* YOUR TASK:
Copy out every line that contains the word "this".

===

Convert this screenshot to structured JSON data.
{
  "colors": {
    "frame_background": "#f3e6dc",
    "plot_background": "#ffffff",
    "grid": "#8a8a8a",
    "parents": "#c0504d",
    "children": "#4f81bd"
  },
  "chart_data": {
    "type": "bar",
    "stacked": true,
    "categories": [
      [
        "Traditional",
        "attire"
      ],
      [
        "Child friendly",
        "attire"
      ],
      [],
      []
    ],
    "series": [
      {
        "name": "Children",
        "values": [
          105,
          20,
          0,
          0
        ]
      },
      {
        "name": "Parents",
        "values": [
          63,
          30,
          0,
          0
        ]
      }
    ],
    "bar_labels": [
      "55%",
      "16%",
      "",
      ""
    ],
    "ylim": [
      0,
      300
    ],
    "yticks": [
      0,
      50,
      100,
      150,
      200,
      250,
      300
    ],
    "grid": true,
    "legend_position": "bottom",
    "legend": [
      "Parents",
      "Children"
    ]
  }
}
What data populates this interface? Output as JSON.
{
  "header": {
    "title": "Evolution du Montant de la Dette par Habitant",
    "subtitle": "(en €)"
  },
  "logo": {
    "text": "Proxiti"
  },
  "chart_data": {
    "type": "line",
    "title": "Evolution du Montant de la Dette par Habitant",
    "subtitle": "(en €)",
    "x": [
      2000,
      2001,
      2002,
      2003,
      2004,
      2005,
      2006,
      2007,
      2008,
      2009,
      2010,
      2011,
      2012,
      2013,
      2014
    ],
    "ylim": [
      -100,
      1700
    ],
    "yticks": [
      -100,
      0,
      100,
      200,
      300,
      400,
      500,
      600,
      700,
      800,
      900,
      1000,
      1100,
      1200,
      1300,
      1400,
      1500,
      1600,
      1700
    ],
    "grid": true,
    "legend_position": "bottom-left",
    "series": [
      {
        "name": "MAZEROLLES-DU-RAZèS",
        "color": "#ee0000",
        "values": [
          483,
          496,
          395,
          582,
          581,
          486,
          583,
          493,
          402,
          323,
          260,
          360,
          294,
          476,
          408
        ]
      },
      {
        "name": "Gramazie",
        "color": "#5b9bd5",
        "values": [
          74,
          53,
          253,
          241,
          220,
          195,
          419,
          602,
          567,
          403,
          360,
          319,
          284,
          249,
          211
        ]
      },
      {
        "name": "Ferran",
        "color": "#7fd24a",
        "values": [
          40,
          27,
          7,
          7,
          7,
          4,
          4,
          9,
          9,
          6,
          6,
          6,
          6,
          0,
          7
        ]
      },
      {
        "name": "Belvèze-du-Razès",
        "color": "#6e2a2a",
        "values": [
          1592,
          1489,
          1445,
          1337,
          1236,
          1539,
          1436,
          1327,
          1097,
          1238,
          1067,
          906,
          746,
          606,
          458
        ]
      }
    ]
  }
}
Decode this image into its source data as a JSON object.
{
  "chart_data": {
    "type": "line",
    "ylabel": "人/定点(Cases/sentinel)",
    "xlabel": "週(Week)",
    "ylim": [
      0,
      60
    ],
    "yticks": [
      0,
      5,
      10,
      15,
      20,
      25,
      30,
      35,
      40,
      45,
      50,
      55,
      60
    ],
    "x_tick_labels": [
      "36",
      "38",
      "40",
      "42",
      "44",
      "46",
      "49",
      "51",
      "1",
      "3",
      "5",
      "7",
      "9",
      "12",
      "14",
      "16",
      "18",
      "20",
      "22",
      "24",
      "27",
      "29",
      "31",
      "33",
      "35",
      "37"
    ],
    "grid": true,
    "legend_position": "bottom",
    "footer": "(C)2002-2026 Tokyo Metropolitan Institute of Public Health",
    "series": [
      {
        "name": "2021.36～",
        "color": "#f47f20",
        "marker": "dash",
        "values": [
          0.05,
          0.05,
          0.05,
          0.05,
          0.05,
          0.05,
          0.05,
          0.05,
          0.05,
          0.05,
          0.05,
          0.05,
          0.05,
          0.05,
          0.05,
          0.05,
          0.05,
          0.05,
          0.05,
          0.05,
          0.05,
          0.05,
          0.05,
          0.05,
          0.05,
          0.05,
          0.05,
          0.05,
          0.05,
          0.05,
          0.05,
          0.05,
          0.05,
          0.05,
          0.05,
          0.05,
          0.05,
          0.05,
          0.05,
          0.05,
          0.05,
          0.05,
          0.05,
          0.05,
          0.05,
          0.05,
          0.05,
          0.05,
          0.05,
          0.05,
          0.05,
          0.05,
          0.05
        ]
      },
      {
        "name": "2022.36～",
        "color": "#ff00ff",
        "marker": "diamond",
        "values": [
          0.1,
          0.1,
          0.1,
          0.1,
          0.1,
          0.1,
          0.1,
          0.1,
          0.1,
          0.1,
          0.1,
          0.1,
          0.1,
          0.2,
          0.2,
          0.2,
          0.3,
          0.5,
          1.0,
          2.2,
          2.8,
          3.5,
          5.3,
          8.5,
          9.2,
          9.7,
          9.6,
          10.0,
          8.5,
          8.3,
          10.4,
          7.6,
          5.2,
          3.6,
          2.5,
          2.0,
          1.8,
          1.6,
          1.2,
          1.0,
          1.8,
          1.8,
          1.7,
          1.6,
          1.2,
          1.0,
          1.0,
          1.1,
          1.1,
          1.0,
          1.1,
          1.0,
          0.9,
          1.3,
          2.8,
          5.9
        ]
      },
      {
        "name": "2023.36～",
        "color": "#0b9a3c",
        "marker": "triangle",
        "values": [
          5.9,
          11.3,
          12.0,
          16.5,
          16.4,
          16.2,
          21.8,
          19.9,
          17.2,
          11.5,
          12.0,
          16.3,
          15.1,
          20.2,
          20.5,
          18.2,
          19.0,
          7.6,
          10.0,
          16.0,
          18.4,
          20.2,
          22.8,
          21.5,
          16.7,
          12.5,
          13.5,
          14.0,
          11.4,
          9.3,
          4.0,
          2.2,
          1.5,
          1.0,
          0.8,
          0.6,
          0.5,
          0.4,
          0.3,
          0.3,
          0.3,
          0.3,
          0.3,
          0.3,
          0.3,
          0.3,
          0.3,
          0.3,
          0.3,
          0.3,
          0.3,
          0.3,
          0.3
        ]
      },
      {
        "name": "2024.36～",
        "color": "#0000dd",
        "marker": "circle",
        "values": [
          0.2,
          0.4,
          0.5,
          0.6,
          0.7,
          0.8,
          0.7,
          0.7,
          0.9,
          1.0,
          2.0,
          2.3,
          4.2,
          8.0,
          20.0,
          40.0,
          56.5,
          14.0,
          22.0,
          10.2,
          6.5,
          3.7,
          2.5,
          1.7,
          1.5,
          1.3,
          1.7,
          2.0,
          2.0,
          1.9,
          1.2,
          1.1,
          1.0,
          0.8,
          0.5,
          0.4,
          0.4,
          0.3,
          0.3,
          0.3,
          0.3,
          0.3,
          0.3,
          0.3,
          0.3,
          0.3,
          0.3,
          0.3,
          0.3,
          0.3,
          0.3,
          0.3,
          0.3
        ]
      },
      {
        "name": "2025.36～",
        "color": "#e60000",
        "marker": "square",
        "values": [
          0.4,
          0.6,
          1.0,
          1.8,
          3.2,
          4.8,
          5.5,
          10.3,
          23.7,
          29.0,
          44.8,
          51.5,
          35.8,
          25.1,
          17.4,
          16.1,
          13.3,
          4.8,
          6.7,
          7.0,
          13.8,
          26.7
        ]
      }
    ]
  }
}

===

* WRITTEN SOLUTION:
Convert this screenshot to structured JSON data.
What data populates this interface? Output as JSON.
Decode this image into its source data as a JSON object.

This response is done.